Return only the line that contains "Output a JSON" and each line after it, through the last line of the data below, copied exactly.
──────── Entries shown
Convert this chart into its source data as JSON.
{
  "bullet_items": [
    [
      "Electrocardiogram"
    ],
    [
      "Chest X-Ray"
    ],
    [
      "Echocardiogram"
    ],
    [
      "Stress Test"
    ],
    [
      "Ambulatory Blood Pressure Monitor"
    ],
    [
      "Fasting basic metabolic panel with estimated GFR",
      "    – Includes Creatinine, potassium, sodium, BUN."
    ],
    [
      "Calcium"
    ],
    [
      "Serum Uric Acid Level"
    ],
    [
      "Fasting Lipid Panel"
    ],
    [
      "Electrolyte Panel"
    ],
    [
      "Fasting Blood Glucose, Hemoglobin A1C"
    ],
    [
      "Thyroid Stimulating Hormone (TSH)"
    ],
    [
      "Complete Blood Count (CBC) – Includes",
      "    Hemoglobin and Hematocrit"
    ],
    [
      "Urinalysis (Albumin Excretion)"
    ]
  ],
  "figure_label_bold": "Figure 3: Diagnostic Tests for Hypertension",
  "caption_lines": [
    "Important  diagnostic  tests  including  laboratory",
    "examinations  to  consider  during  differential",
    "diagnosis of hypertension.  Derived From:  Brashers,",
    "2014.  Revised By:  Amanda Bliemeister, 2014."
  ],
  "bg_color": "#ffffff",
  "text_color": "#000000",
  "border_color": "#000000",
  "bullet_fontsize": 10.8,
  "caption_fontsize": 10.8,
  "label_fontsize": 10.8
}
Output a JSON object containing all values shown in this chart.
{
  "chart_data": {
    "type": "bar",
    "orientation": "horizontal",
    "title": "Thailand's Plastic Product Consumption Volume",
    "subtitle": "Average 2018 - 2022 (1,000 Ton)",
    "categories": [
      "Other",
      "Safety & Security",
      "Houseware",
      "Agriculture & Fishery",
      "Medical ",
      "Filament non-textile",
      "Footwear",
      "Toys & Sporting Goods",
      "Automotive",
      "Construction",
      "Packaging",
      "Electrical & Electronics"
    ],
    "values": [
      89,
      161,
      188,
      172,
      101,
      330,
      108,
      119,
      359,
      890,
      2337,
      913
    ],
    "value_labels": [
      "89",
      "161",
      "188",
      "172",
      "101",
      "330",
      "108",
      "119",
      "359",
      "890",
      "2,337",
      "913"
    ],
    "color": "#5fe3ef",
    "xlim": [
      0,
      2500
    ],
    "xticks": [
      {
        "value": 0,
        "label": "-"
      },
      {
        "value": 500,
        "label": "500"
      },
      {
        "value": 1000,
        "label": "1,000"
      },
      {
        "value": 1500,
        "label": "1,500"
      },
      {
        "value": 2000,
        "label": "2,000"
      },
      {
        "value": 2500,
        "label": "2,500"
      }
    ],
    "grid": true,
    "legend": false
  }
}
────────────────
=== The result ===
Output a JSON object containing all values shown in this chart.
{
  "chart_data": {
    "type": "bar",
    "orientation": "horizontal",
    "title": "Thailand's Plastic Product Consumption Volume",
    "subtitle": "Average 2018 - 2022 (1,000 Ton)",
    "categories": [
      "Other",
      "Safety & Security",
      "Houseware",
      "Agriculture & Fishery",
      "Medical ",
      "Filament non-textile",
      "Footwear",
      "Toys & Sporting Goods",
      "Automotive",
      "Construction",
      "Packaging",
      "Electrical & Electronics"
    ],
    "values": [
      89,
      161,
      188,
      172,
      101,
      330,
      108,
      119,
      359,
      890,
      2337,
      913
    ],
    "value_labels": [
      "89",
      "161",
      "188",
      "172",
      "101",
      "330",
      "108",
      "119",
      "359",
      "890",
      "2,337",
      "913"
    ],
    "color": "#5fe3ef",
    "xlim": [
      0,
      2500
    ],
    "xticks": [
      {
        "value": 0,
        "label": "-"
      },
      {
        "value": 500,
        "label": "500"
      },
      {
        "value": 1000,
        "label": "1,000"
      },
      {
        "value": 1500,
        "label": "1,500"
      },
      {
        "value": 2000,
        "label": "2,000"
      },
      {
        "value": 2500,
        "label": "2,500"
      }
    ],
    "grid": true,
    "legend": false
  }
}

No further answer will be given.